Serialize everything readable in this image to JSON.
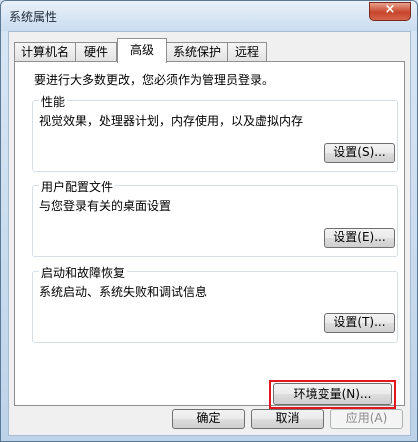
{
  "window": {
    "title": "系统属性",
    "close_label": "×"
  },
  "tabs": [
    {
      "label": "计算机名",
      "active": false
    },
    {
      "label": "硬件",
      "active": false
    },
    {
      "label": "高级",
      "active": true
    },
    {
      "label": "系统保护",
      "active": false
    },
    {
      "label": "远程",
      "active": false
    }
  ],
  "advanced": {
    "admin_note": "要进行大多数更改，您必须作为管理员登录。",
    "performance": {
      "title": "性能",
      "description": "视觉效果，处理器计划，内存使用，以及虚拟内存",
      "button": "设置(S)..."
    },
    "user_profiles": {
      "title": "用户配置文件",
      "description": "与您登录有关的桌面设置",
      "button": "设置(E)..."
    },
    "startup_recovery": {
      "title": "启动和故障恢复",
      "description": "系统启动、系统失败和调试信息",
      "button": "设置(T)..."
    },
    "env_button": "环境变量(N)..."
  },
  "footer": {
    "ok": "确定",
    "cancel": "取消",
    "apply": "应用(A)"
  },
  "colors": {
    "highlight": "#e3161e"
  }
}
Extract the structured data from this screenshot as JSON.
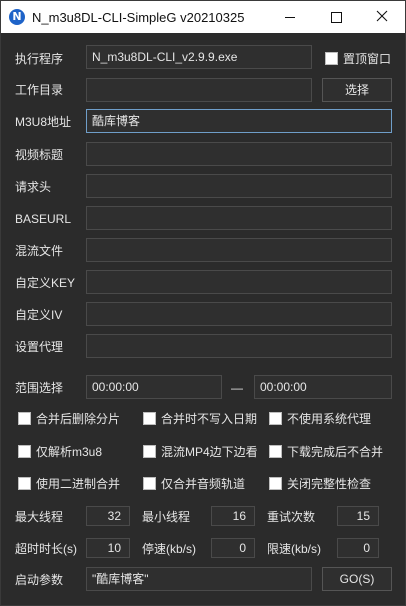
{
  "window": {
    "title": "N_m3u8DL-CLI-SimpleG v20210325",
    "icon_letter": "N"
  },
  "form": {
    "exe": {
      "label": "执行程序",
      "value": "N_m3u8DL-CLI_v2.9.9.exe"
    },
    "topmost": {
      "label": "置顶窗口",
      "checked": false
    },
    "workdir": {
      "label": "工作目录",
      "value": "",
      "button": "选择"
    },
    "m3u8": {
      "label": "M3U8地址",
      "value": "酷库博客"
    },
    "title": {
      "label": "视频标题",
      "value": ""
    },
    "headers": {
      "label": "请求头",
      "value": ""
    },
    "baseurl": {
      "label": "BASEURL",
      "value": ""
    },
    "mux": {
      "label": "混流文件",
      "value": ""
    },
    "key": {
      "label": "自定义KEY",
      "value": ""
    },
    "iv": {
      "label": "自定义IV",
      "value": ""
    },
    "proxy": {
      "label": "设置代理",
      "value": ""
    },
    "range": {
      "label": "范围选择",
      "start": "00:00:00",
      "separator": "—",
      "end": "00:00:00"
    }
  },
  "options": [
    {
      "label": "合并后删除分片",
      "checked": false
    },
    {
      "label": "合并时不写入日期",
      "checked": false
    },
    {
      "label": "不使用系统代理",
      "checked": false
    },
    {
      "label": "仅解析m3u8",
      "checked": false
    },
    {
      "label": "混流MP4边下边看",
      "checked": false
    },
    {
      "label": "下载完成后不合并",
      "checked": false
    },
    {
      "label": "使用二进制合并",
      "checked": false
    },
    {
      "label": "仅合并音频轨道",
      "checked": false
    },
    {
      "label": "关闭完整性检查",
      "checked": false
    }
  ],
  "numbers": {
    "max_threads": {
      "label": "最大线程",
      "value": "32"
    },
    "min_threads": {
      "label": "最小线程",
      "value": "16"
    },
    "retry": {
      "label": "重试次数",
      "value": "15"
    },
    "timeout": {
      "label": "超时时长(s)",
      "value": "10"
    },
    "stop_speed": {
      "label": "停速(kb/s)",
      "value": "0"
    },
    "limit_speed": {
      "label": "限速(kb/s)",
      "value": "0"
    }
  },
  "launch": {
    "label": "启动参数",
    "value": "\"酷库博客\"",
    "go_button": "GO(S)"
  },
  "colors": {
    "background": "#2b2b2b",
    "field_border": "#4a4a4a",
    "active_border": "#6f9ec9",
    "icon_blue": "#1e63c8"
  }
}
########
GOAL:
Without the pictures, return all the records precisely as they stand.

THE RESULT:
Serialize everything readable in this image to JSON.
{
  "window": {
    "title": "系统属性",
    "close_label": "×"
  },
  "tabs": [
    {
      "label": "计算机名",
      "active": false
    },
    {
      "label": "硬件",
      "active": false
    },
    {
      "label": "高级",
      "active": true
    },
    {
      "label": "系统保护",
      "active": false
    },
    {
      "label": "远程",
      "active": false
    }
  ],
  "advanced": {
    "admin_note": "要进行大多数更改，您必须作为管理员登录。",
    "performance": {
      "title": "性能",
      "description": "视觉效果，处理器计划，内存使用，以及虚拟内存",
      "button": "设置(S)..."
    },
    "user_profiles": {
      "title": "用户配置文件",
      "description": "与您登录有关的桌面设置",
      "button": "设置(E)..."
    },
    "startup_recovery": {
      "title": "启动和故障恢复",
      "description": "系统启动、系统失败和调试信息",
      "button": "设置(T)..."
    },
    "env_button": "环境变量(N)..."
  },
  "footer": {
    "ok": "确定",
    "cancel": "取消",
    "apply": "应用(A)"
  },
  "colors": {
    "highlight": "#e3161e"
  }
}
Extract the structured data from this screenshot as JSON.
{
  "window": {
    "title": "N_m3u8DL-CLI-SimpleG v20210325",
    "icon_letter": "N"
  },
  "form": {
    "exe": {
      "label": "执行程序",
      "value": "N_m3u8DL-CLI_v2.9.9.exe"
    },
    "topmost": {
      "label": "置顶窗口",
      "checked": false
    },
    "workdir": {
      "label": "工作目录",
      "value": "",
      "button": "选择"
    },
    "m3u8": {
      "label": "M3U8地址",
      "value": "酷库博客"
    },
    "title": {
      "label": "视频标题",
      "value": ""
    },
    "headers": {
      "label": "请求头",
      "value": ""
    },
    "baseurl": {
      "label": "BASEURL",
      "value": ""
    },
    "mux": {
      "label": "混流文件",
      "value": ""
    },
    "key": {
      "label": "自定义KEY",
      "value": ""
    },
    "iv": {
      "label": "自定义IV",
      "value": ""
    },
    "proxy": {
      "label": "设置代理",
      "value": ""
    },
    "range": {
      "label": "范围选择",
      "start": "00:00:00",
      "separator": "—",
      "end": "00:00:00"
    }
  },
  "options": [
    {
      "label": "合并后删除分片",
      "checked": false
    },
    {
      "label": "合并时不写入日期",
      "checked": false
    },
    {
      "label": "不使用系统代理",
      "checked": false
    },
    {
      "label": "仅解析m3u8",
      "checked": false
    },
    {
      "label": "混流MP4边下边看",
      "checked": false
    },
    {
      "label": "下载完成后不合并",
      "checked": false
    },
    {
      "label": "使用二进制合并",
      "checked": false
    },
    {
      "label": "仅合并音频轨道",
      "checked": false
    },
    {
      "label": "关闭完整性检查",
      "checked": false
    }
  ],
  "numbers": {
    "max_threads": {
      "label": "最大线程",
      "value": "32"
    },
    "min_threads": {
      "label": "最小线程",
      "value": "16"
    },
    "retry": {
      "label": "重试次数",
      "value": "15"
    },
    "timeout": {
      "label": "超时时长(s)",
      "value": "10"
    },
    "stop_speed": {
      "label": "停速(kb/s)",
      "value": "0"
    },
    "limit_speed": {
      "label": "限速(kb/s)",
      "value": "0"
    }
  },
  "launch": {
    "label": "启动参数",
    "value": "\"酷库博客\"",
    "go_button": "GO(S)"
  },
  "colors": {
    "background": "#2b2b2b",
    "field_border": "#4a4a4a",
    "active_border": "#6f9ec9",
    "icon_blue": "#1e63c8"
  }
}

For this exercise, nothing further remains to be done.